## Stated task
List all lines of the data that include the string "выполнением".

___ Dataset excerpts ___

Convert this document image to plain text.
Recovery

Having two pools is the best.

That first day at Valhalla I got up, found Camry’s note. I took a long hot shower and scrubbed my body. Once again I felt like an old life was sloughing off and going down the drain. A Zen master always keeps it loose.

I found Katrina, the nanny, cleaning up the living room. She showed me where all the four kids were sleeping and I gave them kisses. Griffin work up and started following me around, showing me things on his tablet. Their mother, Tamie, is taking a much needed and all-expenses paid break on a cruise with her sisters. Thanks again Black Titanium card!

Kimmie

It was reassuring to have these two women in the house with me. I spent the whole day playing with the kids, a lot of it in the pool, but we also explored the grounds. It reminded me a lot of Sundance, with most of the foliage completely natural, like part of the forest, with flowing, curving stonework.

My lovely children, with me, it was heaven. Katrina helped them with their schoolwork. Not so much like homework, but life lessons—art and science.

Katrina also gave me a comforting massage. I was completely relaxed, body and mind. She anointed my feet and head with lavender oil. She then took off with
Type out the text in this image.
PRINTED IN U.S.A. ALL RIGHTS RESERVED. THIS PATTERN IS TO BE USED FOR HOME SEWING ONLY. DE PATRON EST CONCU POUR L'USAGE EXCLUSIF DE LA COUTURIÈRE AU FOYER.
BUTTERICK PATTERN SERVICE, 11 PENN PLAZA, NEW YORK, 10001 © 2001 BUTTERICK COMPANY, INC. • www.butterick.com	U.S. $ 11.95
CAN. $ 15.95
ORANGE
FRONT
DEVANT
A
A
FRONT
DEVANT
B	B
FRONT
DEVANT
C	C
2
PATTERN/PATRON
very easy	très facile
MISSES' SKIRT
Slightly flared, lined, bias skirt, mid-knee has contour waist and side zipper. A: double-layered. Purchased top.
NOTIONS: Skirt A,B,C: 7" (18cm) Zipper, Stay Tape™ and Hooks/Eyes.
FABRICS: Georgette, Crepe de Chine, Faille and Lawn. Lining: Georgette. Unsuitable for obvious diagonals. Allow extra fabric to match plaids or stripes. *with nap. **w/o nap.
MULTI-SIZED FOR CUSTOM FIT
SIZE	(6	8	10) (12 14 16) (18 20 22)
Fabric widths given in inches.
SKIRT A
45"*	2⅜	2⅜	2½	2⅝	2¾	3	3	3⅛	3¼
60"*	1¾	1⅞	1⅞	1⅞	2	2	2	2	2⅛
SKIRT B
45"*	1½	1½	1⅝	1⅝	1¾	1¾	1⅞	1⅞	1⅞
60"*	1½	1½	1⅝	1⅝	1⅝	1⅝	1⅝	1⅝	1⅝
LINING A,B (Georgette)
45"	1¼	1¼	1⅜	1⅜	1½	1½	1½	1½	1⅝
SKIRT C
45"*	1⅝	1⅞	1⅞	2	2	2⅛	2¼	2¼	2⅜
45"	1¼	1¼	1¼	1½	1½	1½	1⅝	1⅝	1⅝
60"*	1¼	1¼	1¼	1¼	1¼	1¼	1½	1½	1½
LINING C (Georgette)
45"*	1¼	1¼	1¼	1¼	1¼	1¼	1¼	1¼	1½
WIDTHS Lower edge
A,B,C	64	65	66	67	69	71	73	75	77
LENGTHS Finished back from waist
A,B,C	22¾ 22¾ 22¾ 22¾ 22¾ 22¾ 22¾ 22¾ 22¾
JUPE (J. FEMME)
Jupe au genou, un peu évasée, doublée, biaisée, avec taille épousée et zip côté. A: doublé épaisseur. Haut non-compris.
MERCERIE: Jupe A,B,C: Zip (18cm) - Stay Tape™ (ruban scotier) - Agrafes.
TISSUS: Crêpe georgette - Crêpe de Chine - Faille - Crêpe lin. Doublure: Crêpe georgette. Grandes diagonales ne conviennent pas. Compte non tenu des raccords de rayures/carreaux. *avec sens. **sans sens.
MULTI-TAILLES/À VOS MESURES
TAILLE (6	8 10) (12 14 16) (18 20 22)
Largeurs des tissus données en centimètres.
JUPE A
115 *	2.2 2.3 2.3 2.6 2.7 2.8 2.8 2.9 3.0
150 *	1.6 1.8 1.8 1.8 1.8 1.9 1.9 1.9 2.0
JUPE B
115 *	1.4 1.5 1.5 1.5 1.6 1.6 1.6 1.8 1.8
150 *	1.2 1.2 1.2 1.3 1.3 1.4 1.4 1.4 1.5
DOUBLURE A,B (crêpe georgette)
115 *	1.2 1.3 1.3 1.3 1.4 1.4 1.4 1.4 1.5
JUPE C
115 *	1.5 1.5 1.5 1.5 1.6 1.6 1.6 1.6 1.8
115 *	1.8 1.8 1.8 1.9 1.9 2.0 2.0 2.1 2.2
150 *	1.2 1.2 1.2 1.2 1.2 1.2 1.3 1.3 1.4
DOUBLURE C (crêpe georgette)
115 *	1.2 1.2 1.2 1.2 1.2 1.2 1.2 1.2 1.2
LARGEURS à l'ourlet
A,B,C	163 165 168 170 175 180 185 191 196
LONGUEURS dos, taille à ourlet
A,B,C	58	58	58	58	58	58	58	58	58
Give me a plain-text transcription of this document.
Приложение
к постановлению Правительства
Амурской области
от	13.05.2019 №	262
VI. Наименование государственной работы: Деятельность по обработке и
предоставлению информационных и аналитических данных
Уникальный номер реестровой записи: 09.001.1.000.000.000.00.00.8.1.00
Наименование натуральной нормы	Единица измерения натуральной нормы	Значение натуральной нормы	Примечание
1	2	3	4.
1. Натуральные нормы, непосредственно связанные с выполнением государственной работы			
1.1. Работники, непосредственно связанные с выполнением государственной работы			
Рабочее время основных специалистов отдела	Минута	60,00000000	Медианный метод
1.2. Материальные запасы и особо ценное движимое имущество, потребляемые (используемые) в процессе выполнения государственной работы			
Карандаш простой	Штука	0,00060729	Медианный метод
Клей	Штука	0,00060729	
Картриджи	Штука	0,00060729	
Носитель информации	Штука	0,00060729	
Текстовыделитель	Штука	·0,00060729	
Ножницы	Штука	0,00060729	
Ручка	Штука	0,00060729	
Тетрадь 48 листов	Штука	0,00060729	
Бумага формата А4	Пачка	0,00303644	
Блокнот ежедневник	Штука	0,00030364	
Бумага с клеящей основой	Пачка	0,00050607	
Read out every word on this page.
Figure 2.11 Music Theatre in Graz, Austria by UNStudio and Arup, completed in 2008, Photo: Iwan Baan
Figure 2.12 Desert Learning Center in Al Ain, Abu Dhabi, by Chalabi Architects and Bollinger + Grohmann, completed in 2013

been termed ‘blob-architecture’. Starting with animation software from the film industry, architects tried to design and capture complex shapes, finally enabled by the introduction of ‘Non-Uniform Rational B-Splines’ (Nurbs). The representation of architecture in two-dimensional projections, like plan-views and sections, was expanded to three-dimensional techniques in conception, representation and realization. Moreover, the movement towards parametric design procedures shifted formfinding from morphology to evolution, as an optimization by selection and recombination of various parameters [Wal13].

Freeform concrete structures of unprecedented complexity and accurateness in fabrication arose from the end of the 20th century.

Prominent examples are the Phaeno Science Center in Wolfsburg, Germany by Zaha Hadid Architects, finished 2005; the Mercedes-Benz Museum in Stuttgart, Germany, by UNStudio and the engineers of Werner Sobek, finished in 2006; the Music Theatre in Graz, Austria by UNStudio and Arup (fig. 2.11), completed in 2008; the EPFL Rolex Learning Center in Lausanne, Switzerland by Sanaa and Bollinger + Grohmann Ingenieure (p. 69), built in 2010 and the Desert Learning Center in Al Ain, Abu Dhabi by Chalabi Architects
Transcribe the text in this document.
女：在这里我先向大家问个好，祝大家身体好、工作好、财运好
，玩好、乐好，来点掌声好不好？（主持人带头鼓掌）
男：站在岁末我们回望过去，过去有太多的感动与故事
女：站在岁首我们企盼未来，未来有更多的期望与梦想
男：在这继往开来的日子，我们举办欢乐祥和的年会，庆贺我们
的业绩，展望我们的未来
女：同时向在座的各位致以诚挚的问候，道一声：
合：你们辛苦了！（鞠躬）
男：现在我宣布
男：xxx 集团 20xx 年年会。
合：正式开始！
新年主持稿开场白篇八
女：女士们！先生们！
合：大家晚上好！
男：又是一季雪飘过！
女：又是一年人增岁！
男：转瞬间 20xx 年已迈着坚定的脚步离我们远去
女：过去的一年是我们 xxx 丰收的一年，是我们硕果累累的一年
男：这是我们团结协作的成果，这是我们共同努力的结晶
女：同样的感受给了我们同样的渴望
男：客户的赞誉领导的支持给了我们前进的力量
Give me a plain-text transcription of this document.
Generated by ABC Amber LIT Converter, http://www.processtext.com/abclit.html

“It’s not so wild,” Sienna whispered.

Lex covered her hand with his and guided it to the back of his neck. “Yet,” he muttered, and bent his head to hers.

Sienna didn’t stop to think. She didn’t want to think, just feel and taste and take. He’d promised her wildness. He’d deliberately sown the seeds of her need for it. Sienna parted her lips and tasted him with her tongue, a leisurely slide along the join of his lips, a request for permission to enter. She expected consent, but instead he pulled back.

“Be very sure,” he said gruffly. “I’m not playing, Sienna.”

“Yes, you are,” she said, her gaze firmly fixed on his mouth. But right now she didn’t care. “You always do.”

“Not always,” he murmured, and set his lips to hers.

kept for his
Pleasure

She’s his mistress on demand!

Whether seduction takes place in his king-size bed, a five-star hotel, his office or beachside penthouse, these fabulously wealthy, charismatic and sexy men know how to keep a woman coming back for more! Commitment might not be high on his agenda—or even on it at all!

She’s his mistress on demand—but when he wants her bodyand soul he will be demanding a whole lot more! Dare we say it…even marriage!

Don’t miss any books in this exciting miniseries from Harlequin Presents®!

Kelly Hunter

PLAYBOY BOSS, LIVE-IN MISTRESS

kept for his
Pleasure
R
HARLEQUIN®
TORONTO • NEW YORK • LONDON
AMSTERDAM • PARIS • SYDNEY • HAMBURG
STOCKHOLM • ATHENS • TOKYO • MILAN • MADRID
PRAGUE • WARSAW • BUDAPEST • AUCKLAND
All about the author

___

## Task answer
1. Натуральные нормы, непосредственно связанные с выполнением государственной работы			
1.1. Работники, непосредственно связанные с выполнением государственной работы			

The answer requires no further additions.